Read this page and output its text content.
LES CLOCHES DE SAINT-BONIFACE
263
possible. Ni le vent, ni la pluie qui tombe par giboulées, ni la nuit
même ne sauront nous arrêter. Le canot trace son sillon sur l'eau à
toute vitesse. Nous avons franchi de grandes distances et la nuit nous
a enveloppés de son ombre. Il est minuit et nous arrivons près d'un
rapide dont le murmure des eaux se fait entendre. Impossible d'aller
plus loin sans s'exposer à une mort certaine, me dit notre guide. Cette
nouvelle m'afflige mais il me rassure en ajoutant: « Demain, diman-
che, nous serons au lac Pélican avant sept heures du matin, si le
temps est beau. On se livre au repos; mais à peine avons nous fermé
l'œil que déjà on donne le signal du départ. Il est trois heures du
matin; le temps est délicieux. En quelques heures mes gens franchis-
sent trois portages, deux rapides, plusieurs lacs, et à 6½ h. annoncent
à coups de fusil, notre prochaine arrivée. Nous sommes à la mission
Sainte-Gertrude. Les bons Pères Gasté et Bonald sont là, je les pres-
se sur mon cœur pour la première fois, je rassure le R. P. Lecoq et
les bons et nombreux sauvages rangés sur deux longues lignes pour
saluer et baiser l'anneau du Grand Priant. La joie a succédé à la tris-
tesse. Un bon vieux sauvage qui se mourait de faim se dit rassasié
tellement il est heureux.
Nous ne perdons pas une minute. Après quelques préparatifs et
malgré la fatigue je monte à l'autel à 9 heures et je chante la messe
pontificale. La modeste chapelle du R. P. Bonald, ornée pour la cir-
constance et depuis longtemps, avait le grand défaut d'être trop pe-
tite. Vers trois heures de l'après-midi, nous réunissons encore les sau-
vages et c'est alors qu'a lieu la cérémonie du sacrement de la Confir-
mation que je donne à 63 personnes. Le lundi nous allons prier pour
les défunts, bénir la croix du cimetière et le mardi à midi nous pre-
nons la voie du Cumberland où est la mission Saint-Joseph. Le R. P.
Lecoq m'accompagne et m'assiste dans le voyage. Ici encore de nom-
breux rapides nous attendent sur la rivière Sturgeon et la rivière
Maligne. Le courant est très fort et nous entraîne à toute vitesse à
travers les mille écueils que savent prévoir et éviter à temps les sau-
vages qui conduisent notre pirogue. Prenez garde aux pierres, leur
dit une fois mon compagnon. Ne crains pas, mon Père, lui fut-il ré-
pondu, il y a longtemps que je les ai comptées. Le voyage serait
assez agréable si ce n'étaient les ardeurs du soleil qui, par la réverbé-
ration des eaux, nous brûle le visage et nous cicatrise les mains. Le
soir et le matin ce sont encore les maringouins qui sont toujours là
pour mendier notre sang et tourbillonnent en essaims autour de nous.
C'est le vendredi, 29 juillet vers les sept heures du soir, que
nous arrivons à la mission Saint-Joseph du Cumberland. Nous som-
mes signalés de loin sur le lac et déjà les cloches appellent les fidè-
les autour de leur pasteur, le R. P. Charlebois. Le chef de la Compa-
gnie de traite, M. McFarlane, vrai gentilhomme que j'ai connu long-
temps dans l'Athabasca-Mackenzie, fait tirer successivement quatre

# SET PROBLEM:
From the listing above, copy out each line where the word "Joseph" appears.

# THE REPLY:
nons la voie du Cumberland où est la mission Saint-Joseph. Le R. P.
nous arrivons à la mission Saint-Joseph du Cumberland. Nous som-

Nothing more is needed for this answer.